> Problem to solve
Transcribe every entry below word for word, but skip the pictures.

> Information supplied
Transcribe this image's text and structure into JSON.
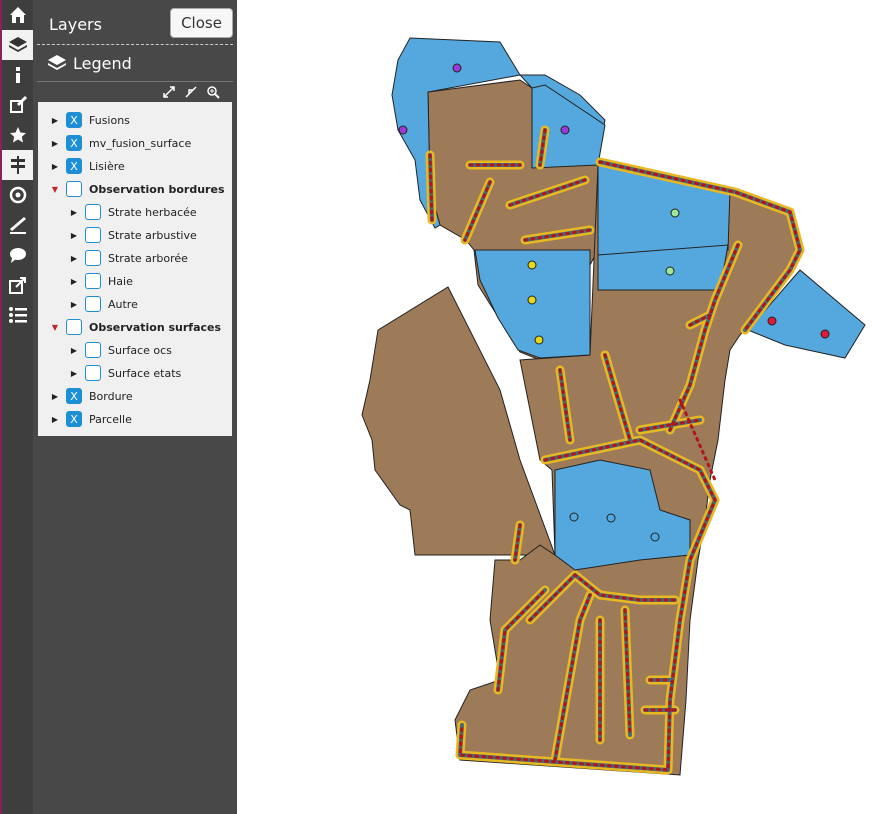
{
  "panel": {
    "title": "Layers",
    "close_label": "Close",
    "legend_title": "Legend"
  },
  "toolbar": {
    "tools": [
      "home-icon",
      "layers-icon",
      "info-icon",
      "edit-icon",
      "star-icon",
      "signpost-icon",
      "target-icon",
      "measure-icon",
      "comment-icon",
      "share-icon",
      "list-icon"
    ]
  },
  "layers": [
    {
      "label": "Fusions",
      "checked": true,
      "bold": false,
      "expanded": false
    },
    {
      "label": "mv_fusion_surface",
      "checked": true,
      "bold": false,
      "expanded": false
    },
    {
      "label": "Lisière",
      "checked": true,
      "bold": false,
      "expanded": false
    },
    {
      "label": "Observation bordures",
      "checked": false,
      "bold": true,
      "expanded": true
    },
    {
      "label": "Strate herbacée",
      "checked": false,
      "bold": false,
      "expanded": false
    },
    {
      "label": "Strate arbustive",
      "checked": false,
      "bold": false,
      "expanded": false
    },
    {
      "label": "Strate arborée",
      "checked": false,
      "bold": false,
      "expanded": false
    },
    {
      "label": "Haie",
      "checked": false,
      "bold": false,
      "expanded": false
    },
    {
      "label": "Autre",
      "checked": false,
      "bold": false,
      "expanded": false
    },
    {
      "label": "Observation surfaces",
      "checked": false,
      "bold": true,
      "expanded": true
    },
    {
      "label": "Surface ocs",
      "checked": false,
      "bold": false,
      "expanded": false
    },
    {
      "label": "Surface etats",
      "checked": false,
      "bold": false,
      "expanded": false
    },
    {
      "label": "Bordure",
      "checked": true,
      "bold": false,
      "expanded": false
    },
    {
      "label": "Parcelle",
      "checked": true,
      "bold": false,
      "expanded": false
    }
  ],
  "colors": {
    "parcel": "#9e7b58",
    "fusion": "#55a8dd",
    "border_line": "#e8b820",
    "border_dot": "#b0151b",
    "checkbox": "#1d8fd6"
  }
}
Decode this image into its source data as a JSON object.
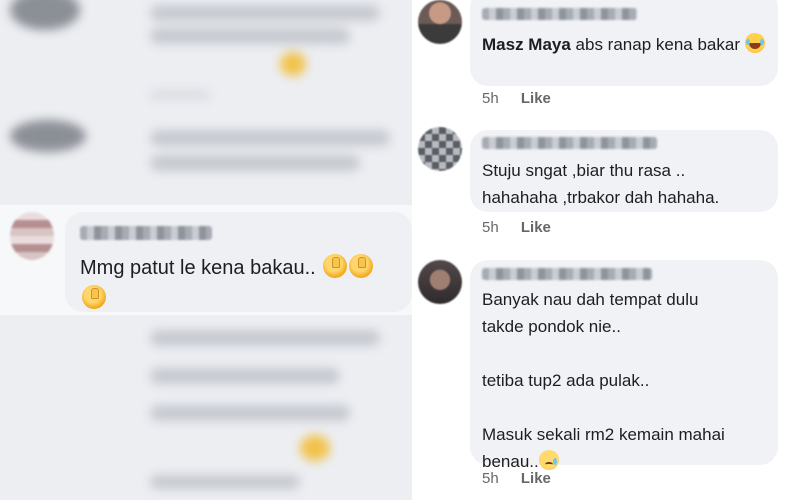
{
  "left_comment": {
    "text": "Mmg patut le kena bakau.. "
  },
  "comments": [
    {
      "mention": "Masz Maya",
      "text": " abs ranap kena bakar ",
      "time": "5h",
      "like_label": "Like"
    },
    {
      "text_lines": [
        "Stuju sngat ,biar thu rasa  ..",
        "hahahaha ,trbakor dah hahaha."
      ],
      "time": "5h",
      "like_label": "Like"
    },
    {
      "text_lines": [
        "Banyak nau dah tempat dulu",
        "takde pondok nie..",
        "tetiba tup2 ada pulak..",
        "Masuk sekali rm2 kemain mahai",
        "benau.."
      ],
      "time": "5h",
      "like_label": "Like"
    }
  ],
  "icons": {
    "thumb": "thumbs-up-emoji",
    "laugh": "tears-of-joy-emoji",
    "sad": "sad-tear-emoji"
  }
}
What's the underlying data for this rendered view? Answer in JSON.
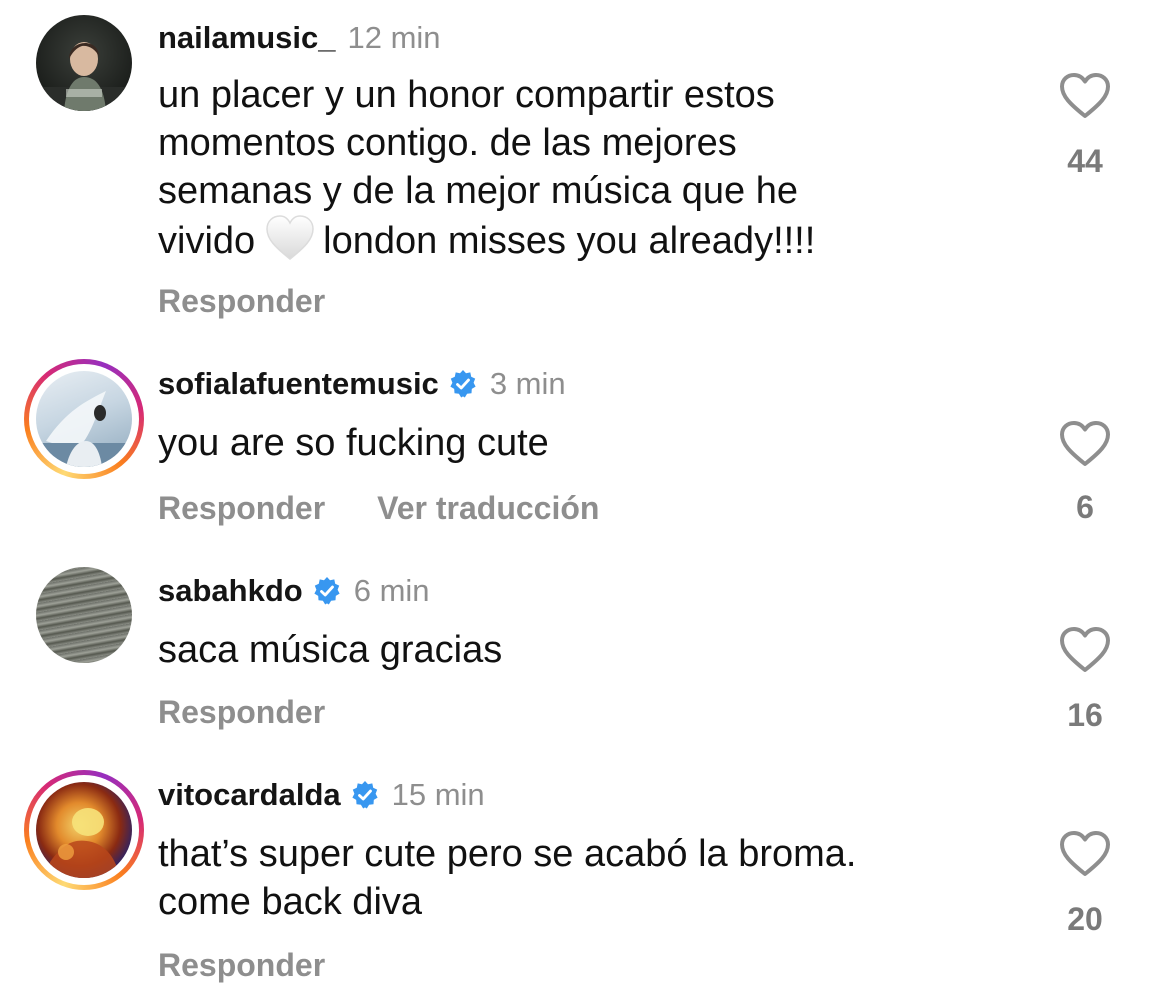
{
  "colors": {
    "text": "#111111",
    "muted": "#8e8e8e",
    "verified": "#3897f0",
    "story_ring": [
      "#feda75",
      "#fa7e1e",
      "#d62976",
      "#962fbf"
    ]
  },
  "comments": [
    {
      "username": "nailamusic_",
      "verified": false,
      "time": "12 min",
      "lines": [
        "un placer y un honor compartir estos",
        "momentos contigo. de las mejores",
        "semanas y de la mejor música que he"
      ],
      "last_line_before_emoji": "vivido",
      "emoji": "white-heart-emoji",
      "last_line_after_emoji": "london misses you already!!!!",
      "reply_label": "Responder",
      "likes": "44",
      "icon": "heart-outline-icon"
    },
    {
      "username": "sofialafuentemusic",
      "verified": true,
      "time": "3 min",
      "lines": [
        "you are so fucking cute"
      ],
      "reply_label": "Responder",
      "translate_label": "Ver traducción",
      "likes": "6",
      "icon": "heart-outline-icon"
    },
    {
      "username": "sabahkdo",
      "verified": true,
      "time": "6 min",
      "lines": [
        "saca música gracias"
      ],
      "reply_label": "Responder",
      "likes": "16",
      "icon": "heart-outline-icon"
    },
    {
      "username": "vitocardalda",
      "verified": true,
      "time": "15 min",
      "lines": [
        "that’s super cute pero se acabó la broma.",
        "come back diva"
      ],
      "reply_label": "Responder",
      "likes": "20",
      "icon": "heart-outline-icon"
    }
  ]
}
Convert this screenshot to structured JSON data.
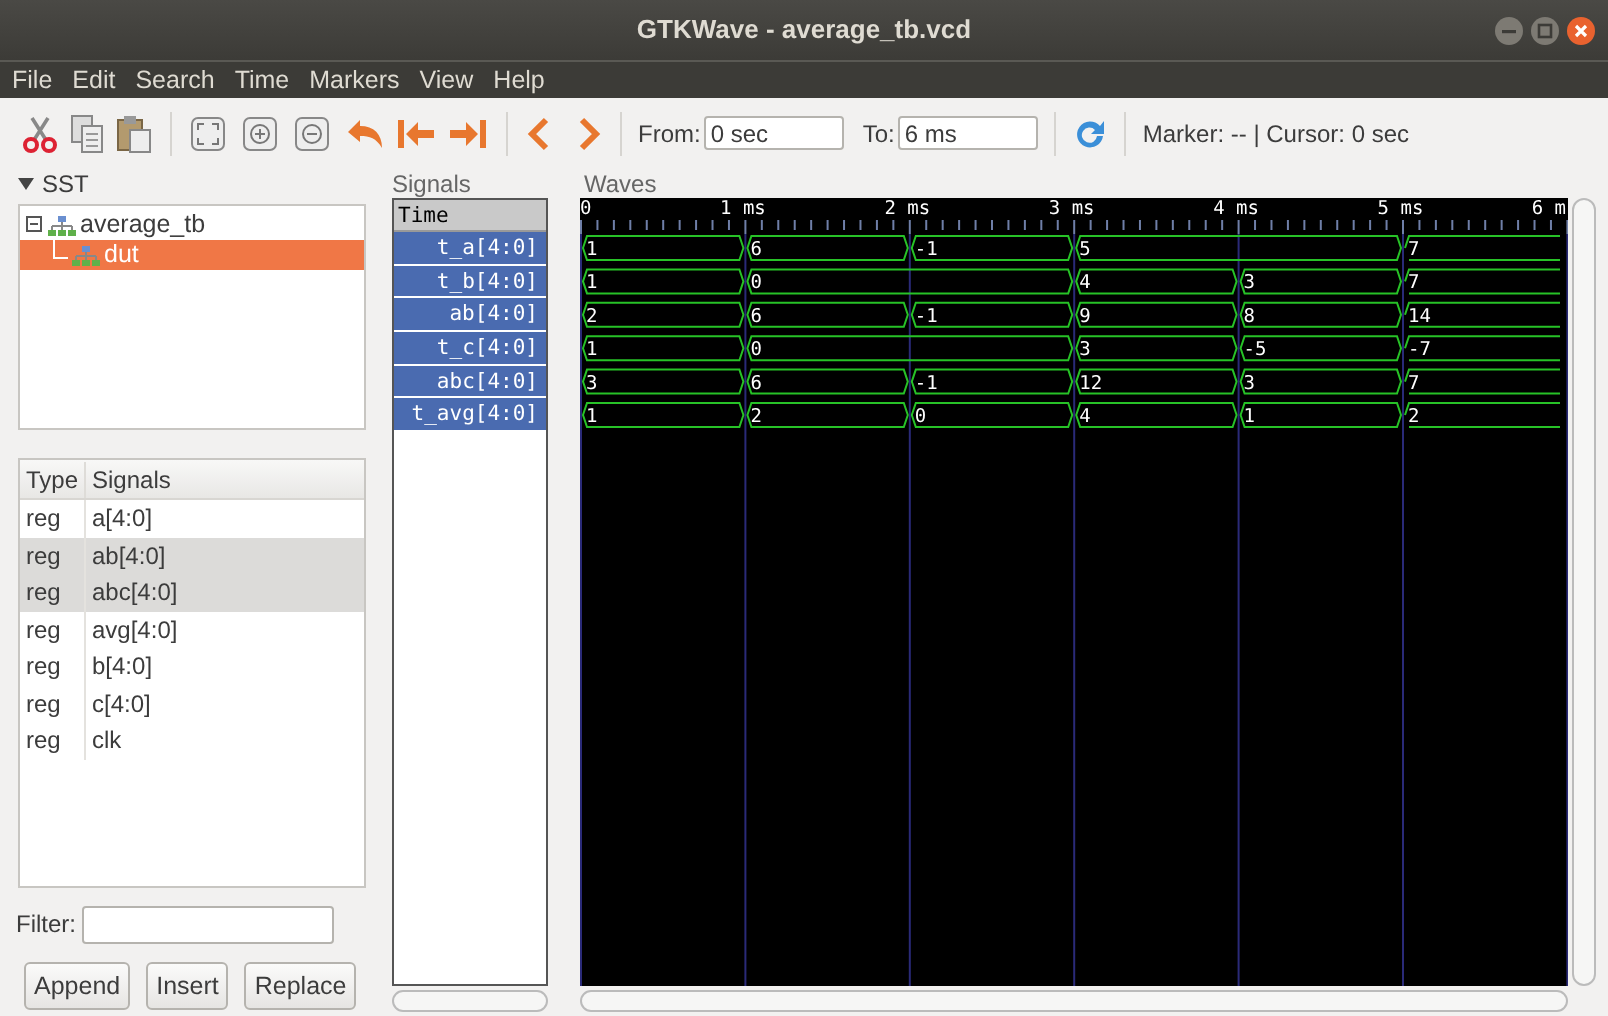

> Finished exercise
Transcribe this image's text and structure into JSON.
{
  "panel": {
    "title": "Layers",
    "close_label": "Close",
    "legend_title": "Legend"
  },
  "toolbar": {
    "tools": [
      "home-icon",
      "layers-icon",
      "info-icon",
      "edit-icon",
      "star-icon",
      "signpost-icon",
      "target-icon",
      "measure-icon",
      "comment-icon",
      "share-icon",
      "list-icon"
    ]
  },
  "layers": [
    {
      "label": "Fusions",
      "checked": true,
      "bold": false,
      "expanded": false
    },
    {
      "label": "mv_fusion_surface",
      "checked": true,
      "bold": false,
      "expanded": false
    },
    {
      "label": "Lisière",
      "checked": true,
      "bold": false,
      "expanded": false
    },
    {
      "label": "Observation bordures",
      "checked": false,
      "bold": true,
      "expanded": true
    },
    {
      "label": "Strate herbacée",
      "checked": false,
      "bold": false,
      "expanded": false
    },
    {
      "label": "Strate arbustive",
      "checked": false,
      "bold": false,
      "expanded": false
    },
    {
      "label": "Strate arborée",
      "checked": false,
      "bold": false,
      "expanded": false
    },
    {
      "label": "Haie",
      "checked": false,
      "bold": false,
      "expanded": false
    },
    {
      "label": "Autre",
      "checked": false,
      "bold": false,
      "expanded": false
    },
    {
      "label": "Observation surfaces",
      "checked": false,
      "bold": true,
      "expanded": true
    },
    {
      "label": "Surface ocs",
      "checked": false,
      "bold": false,
      "expanded": false
    },
    {
      "label": "Surface etats",
      "checked": false,
      "bold": false,
      "expanded": false
    },
    {
      "label": "Bordure",
      "checked": true,
      "bold": false,
      "expanded": false
    },
    {
      "label": "Parcelle",
      "checked": true,
      "bold": false,
      "expanded": false
    }
  ],
  "colors": {
    "parcel": "#9e7b58",
    "fusion": "#55a8dd",
    "border_line": "#e8b820",
    "border_dot": "#b0151b",
    "checkbox": "#1d8fd6"
  }
}
Decode this image into its source data as a JSON object.
{
  "left_comment": {
    "text": "Mmg patut le kena bakau.. "
  },
  "comments": [
    {
      "mention": "Masz Maya",
      "text": " abs ranap kena bakar ",
      "time": "5h",
      "like_label": "Like"
    },
    {
      "text_lines": [
        "Stuju sngat ,biar thu rasa  ..",
        "hahahaha ,trbakor dah hahaha."
      ],
      "time": "5h",
      "like_label": "Like"
    },
    {
      "text_lines": [
        "Banyak nau dah tempat dulu",
        "takde pondok nie..",
        "tetiba tup2 ada pulak..",
        "Masuk sekali rm2 kemain mahai",
        "benau.."
      ],
      "time": "5h",
      "like_label": "Like"
    }
  ],
  "icons": {
    "thumb": "thumbs-up-emoji",
    "laugh": "tears-of-joy-emoji",
    "sad": "sad-tear-emoji"
  }
}
What's the underlying data for this rendered view? Answer in JSON.
{
  "colors": {
    "text": "#111111",
    "muted": "#8e8e8e",
    "verified": "#3897f0",
    "story_ring": [
      "#feda75",
      "#fa7e1e",
      "#d62976",
      "#962fbf"
    ]
  },
  "comments": [
    {
      "username": "nailamusic_",
      "verified": false,
      "time": "12 min",
      "lines": [
        "un placer y un honor compartir estos",
        "momentos contigo. de las mejores",
        "semanas y de la mejor música que he"
      ],
      "last_line_before_emoji": "vivido",
      "emoji": "white-heart-emoji",
      "last_line_after_emoji": "london misses you already!!!!",
      "reply_label": "Responder",
      "likes": "44",
      "icon": "heart-outline-icon"
    },
    {
      "username": "sofialafuentemusic",
      "verified": true,
      "time": "3 min",
      "lines": [
        "you are so fucking cute"
      ],
      "reply_label": "Responder",
      "translate_label": "Ver traducción",
      "likes": "6",
      "icon": "heart-outline-icon"
    },
    {
      "username": "sabahkdo",
      "verified": true,
      "time": "6 min",
      "lines": [
        "saca música gracias"
      ],
      "reply_label": "Responder",
      "likes": "16",
      "icon": "heart-outline-icon"
    },
    {
      "username": "vitocardalda",
      "verified": true,
      "time": "15 min",
      "lines": [
        "that’s super cute pero se acabó la broma.",
        "come back diva"
      ],
      "reply_label": "Responder",
      "likes": "20",
      "icon": "heart-outline-icon"
    }
  ]
}
Convert this screenshot to structured JSON data.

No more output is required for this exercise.